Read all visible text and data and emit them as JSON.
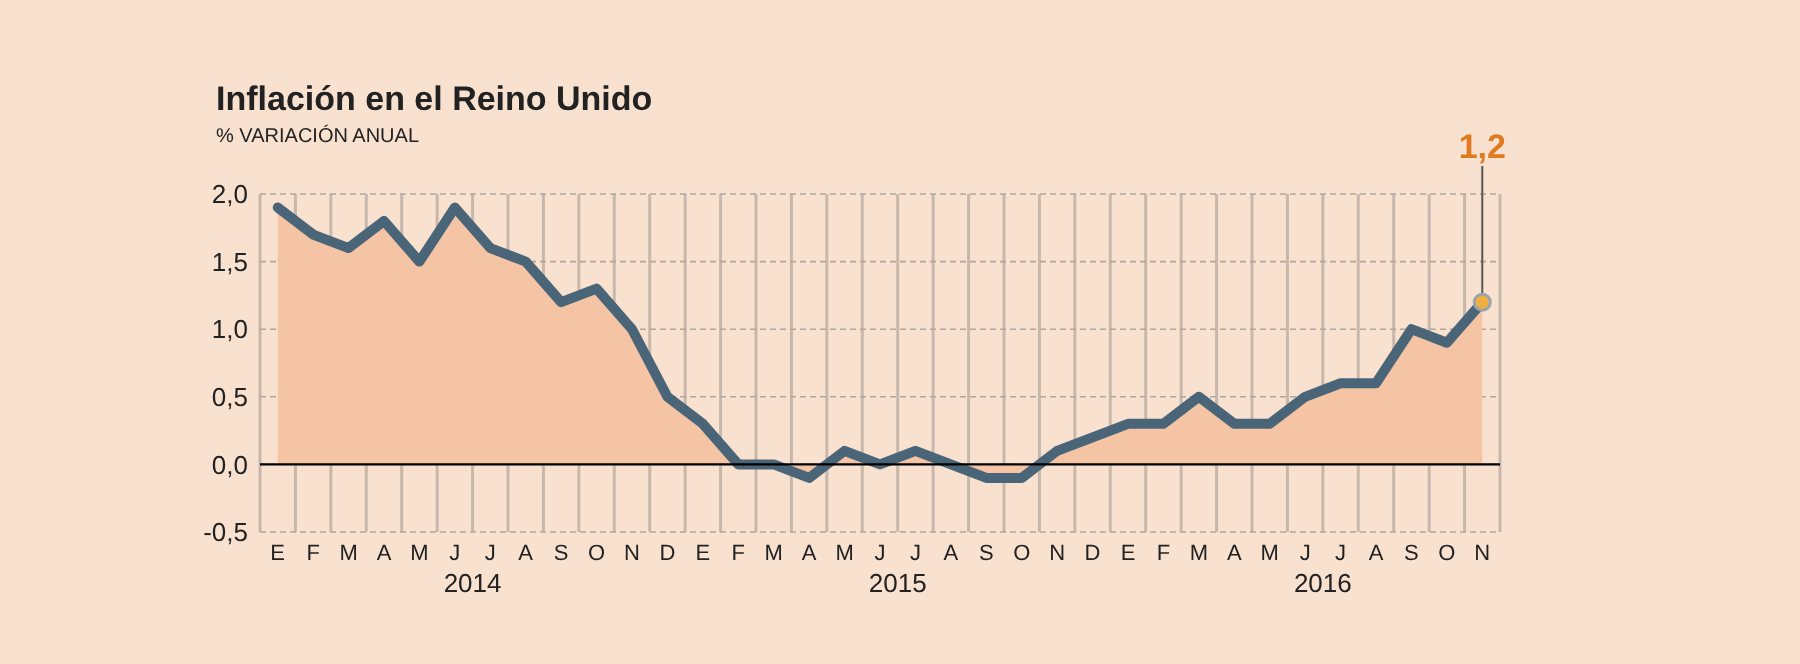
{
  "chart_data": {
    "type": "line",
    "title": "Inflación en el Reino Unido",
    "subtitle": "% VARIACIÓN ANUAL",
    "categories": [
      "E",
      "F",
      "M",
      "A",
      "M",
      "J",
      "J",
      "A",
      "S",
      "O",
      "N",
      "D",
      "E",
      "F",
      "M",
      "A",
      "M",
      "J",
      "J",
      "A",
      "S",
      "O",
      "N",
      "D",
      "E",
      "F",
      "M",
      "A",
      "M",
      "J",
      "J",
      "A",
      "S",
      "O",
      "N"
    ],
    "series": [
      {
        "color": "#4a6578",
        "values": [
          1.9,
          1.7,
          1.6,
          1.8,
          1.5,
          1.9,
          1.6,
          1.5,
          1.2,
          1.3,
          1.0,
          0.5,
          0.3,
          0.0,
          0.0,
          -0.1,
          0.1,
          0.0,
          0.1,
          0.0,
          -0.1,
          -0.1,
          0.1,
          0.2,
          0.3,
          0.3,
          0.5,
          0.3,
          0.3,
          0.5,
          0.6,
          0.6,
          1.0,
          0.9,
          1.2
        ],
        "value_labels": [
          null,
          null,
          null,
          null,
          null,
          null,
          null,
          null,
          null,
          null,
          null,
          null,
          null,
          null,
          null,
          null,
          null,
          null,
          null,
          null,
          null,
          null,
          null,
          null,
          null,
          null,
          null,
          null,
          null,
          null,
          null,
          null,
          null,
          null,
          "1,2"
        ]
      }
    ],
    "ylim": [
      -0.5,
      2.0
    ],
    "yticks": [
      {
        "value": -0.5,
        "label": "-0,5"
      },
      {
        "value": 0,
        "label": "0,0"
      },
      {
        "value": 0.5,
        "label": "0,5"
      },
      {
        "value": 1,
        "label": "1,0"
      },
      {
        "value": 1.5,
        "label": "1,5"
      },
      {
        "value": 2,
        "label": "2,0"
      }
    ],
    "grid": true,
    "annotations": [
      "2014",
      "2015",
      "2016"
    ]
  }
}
+===+
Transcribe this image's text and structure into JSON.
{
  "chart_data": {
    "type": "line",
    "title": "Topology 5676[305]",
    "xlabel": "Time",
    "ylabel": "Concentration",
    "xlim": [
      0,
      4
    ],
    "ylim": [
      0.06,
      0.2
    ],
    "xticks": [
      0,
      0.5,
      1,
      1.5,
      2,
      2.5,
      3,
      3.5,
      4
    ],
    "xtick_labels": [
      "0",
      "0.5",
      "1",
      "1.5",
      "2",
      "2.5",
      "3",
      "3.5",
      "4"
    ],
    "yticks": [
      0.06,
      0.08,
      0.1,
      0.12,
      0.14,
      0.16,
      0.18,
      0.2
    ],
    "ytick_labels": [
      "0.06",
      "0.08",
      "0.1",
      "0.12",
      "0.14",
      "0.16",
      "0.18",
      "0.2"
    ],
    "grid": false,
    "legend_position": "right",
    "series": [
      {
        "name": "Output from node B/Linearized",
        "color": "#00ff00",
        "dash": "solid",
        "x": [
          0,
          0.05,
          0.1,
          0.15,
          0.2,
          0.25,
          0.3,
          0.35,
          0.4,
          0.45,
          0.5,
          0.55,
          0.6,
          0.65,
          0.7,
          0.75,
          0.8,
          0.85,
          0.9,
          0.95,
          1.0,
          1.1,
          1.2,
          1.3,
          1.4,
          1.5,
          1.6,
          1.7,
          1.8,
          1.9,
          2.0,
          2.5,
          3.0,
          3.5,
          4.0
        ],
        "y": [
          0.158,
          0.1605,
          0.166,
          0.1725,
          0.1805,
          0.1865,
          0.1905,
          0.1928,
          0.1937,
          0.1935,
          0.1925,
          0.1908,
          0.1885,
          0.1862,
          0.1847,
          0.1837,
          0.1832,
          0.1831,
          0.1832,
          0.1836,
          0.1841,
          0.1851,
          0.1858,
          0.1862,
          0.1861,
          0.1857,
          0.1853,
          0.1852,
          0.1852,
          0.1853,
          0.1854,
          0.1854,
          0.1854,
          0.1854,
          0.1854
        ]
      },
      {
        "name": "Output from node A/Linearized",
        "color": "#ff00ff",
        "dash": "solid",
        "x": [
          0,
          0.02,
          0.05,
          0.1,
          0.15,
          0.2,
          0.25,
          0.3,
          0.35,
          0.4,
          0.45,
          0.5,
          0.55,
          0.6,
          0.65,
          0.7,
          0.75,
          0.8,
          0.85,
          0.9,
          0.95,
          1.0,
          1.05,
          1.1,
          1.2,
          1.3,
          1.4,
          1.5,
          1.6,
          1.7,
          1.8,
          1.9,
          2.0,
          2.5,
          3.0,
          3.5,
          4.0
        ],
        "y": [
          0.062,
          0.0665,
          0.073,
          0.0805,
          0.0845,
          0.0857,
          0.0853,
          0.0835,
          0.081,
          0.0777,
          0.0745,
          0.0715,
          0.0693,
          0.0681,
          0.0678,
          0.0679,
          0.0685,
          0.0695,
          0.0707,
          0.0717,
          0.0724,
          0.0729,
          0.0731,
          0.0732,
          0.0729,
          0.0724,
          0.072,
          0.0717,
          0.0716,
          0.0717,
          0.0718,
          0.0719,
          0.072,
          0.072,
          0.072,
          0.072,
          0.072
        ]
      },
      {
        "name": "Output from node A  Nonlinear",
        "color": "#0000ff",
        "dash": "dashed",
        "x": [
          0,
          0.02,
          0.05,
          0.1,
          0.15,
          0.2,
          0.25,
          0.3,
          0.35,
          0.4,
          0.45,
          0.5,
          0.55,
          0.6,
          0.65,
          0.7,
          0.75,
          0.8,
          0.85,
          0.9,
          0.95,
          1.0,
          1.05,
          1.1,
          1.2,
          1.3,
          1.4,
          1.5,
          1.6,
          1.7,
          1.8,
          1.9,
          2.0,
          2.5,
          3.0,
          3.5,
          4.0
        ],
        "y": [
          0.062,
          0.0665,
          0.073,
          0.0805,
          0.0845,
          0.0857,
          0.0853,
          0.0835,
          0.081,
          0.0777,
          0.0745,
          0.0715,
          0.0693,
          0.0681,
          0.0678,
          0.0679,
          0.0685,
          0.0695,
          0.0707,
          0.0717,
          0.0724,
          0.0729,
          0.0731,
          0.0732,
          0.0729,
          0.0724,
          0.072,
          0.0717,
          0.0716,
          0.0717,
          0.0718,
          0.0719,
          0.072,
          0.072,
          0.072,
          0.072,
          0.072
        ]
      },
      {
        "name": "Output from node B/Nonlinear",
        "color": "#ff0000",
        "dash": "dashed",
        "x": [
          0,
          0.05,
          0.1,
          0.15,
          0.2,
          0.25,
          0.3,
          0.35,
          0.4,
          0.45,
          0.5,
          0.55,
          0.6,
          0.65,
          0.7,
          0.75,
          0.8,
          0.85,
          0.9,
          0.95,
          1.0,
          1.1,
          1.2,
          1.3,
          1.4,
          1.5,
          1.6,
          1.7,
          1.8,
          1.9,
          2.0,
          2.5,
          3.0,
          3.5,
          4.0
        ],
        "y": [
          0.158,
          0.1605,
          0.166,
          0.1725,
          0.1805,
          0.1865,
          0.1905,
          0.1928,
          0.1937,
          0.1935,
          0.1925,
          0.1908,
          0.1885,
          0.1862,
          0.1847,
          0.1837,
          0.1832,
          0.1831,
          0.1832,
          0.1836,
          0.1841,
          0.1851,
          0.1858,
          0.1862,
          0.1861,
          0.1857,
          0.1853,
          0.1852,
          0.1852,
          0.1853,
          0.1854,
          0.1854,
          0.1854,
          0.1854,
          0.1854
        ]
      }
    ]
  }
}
+===+
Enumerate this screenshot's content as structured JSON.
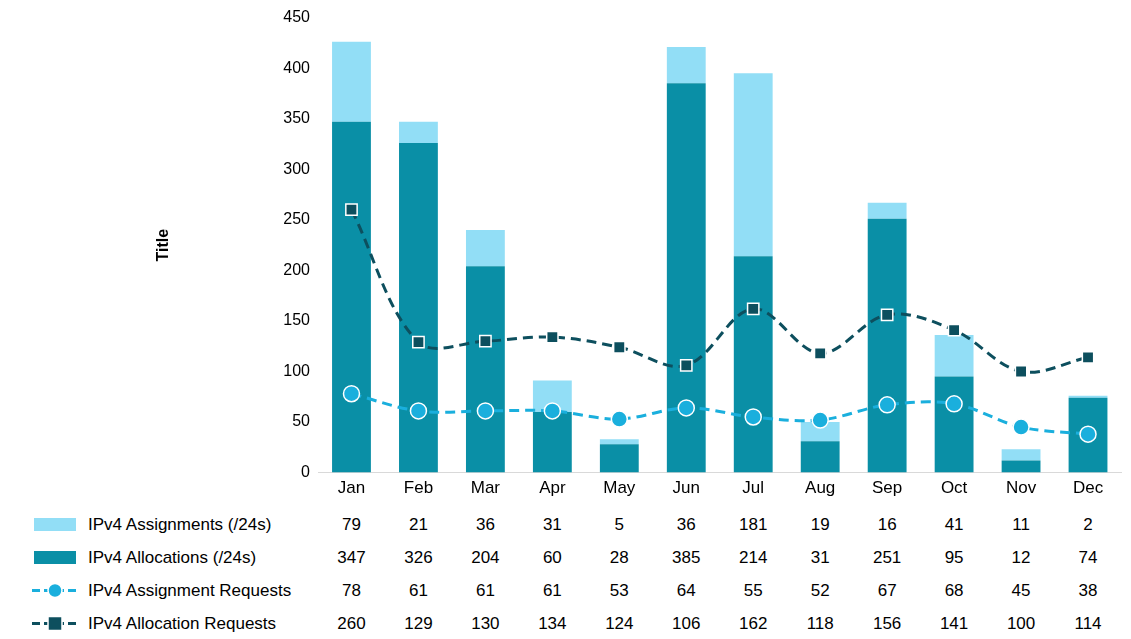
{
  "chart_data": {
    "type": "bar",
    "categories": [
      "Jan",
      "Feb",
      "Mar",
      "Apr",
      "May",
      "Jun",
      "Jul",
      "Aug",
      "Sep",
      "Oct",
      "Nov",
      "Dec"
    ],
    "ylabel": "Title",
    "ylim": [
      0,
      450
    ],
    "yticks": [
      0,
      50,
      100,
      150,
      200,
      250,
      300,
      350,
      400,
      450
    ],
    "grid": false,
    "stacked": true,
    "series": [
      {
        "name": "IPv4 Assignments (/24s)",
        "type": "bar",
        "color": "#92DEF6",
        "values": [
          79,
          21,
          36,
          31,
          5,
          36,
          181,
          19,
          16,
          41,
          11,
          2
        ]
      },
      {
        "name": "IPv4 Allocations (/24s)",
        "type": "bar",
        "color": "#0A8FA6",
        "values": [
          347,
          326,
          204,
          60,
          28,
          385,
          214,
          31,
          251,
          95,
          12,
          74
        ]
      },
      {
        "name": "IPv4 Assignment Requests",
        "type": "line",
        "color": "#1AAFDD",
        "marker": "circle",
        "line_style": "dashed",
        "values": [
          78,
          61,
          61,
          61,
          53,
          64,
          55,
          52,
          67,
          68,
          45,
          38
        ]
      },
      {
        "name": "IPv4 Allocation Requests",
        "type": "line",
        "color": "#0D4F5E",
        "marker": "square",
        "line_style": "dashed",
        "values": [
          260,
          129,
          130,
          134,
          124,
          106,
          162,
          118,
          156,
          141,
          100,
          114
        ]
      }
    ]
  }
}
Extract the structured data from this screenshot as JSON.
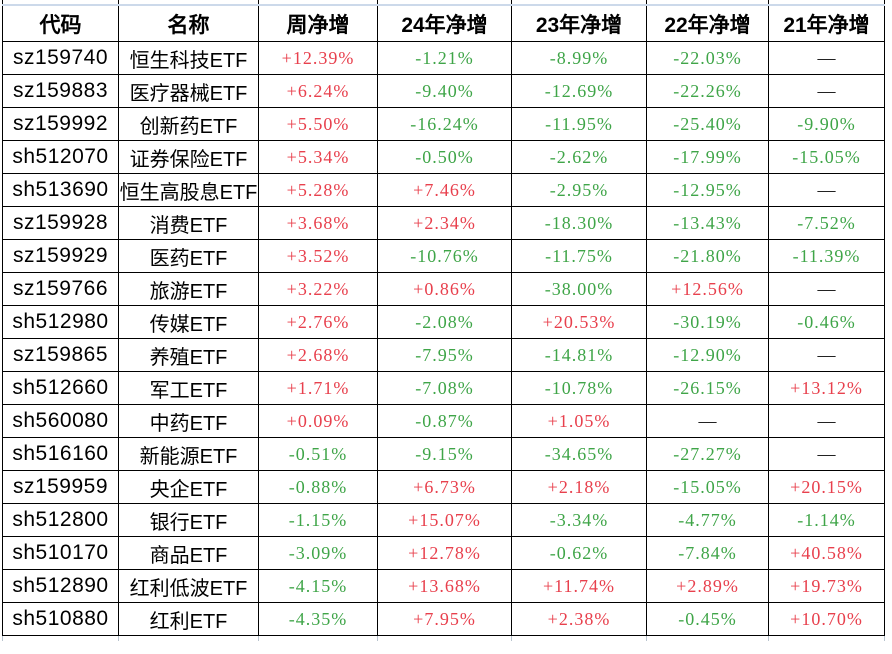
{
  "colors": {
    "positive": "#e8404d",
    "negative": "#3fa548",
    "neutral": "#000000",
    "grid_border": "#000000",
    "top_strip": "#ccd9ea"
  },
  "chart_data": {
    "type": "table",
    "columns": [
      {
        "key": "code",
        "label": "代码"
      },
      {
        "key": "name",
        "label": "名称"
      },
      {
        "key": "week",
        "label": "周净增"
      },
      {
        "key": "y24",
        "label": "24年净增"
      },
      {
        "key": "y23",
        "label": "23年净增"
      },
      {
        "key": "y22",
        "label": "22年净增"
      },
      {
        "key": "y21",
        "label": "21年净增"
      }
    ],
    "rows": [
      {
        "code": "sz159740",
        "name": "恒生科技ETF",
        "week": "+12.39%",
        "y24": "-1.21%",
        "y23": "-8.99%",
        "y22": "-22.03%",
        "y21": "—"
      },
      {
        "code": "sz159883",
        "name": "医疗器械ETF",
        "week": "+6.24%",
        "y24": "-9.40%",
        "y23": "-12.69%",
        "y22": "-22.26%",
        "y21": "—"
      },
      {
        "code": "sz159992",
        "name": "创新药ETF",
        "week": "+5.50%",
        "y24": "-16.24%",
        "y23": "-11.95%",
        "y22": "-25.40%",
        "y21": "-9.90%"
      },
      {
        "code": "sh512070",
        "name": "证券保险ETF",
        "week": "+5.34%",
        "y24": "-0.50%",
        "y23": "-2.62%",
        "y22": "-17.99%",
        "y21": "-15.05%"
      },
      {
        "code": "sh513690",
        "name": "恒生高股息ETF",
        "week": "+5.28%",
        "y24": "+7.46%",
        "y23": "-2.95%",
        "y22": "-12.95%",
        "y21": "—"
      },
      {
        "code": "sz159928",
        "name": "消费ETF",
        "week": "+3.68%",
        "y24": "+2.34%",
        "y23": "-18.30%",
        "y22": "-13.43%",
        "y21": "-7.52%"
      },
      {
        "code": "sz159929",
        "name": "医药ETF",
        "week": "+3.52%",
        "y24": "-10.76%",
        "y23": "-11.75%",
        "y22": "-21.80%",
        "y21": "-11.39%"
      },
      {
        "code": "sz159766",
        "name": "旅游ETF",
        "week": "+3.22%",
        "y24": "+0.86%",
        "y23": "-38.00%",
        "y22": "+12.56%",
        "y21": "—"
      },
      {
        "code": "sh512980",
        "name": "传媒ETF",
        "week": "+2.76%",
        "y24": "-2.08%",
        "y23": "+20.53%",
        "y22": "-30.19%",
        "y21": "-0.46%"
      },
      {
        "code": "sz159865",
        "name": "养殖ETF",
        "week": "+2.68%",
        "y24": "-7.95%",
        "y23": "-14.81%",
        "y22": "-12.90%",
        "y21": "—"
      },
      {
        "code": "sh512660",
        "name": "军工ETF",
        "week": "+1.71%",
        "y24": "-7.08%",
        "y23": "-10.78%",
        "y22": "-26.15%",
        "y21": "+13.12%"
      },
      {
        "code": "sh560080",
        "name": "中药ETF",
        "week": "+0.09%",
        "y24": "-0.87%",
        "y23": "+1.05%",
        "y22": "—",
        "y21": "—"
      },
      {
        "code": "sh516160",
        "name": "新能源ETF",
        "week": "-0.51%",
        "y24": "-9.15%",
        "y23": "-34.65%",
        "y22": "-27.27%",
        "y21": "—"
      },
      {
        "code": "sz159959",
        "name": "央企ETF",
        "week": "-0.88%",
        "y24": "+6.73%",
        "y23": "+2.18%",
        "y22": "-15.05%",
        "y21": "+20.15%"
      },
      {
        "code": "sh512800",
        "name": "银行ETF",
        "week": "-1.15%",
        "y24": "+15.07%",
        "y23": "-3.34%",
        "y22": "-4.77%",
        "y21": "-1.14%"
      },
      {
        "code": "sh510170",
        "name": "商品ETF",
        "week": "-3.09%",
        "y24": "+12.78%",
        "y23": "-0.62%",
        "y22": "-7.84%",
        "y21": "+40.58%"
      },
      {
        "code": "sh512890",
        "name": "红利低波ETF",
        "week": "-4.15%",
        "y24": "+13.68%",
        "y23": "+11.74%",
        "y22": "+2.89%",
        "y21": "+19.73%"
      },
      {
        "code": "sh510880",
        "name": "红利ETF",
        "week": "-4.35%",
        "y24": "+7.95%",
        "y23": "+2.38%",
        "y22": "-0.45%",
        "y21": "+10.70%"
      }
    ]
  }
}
+===+
TASK
Review the material and copy each line in which the word "Requests" appears.

SOLVED PROBLEM
        "name": "IPv4 Assignment Requests",
        "name": "IPv4 Allocation Requests",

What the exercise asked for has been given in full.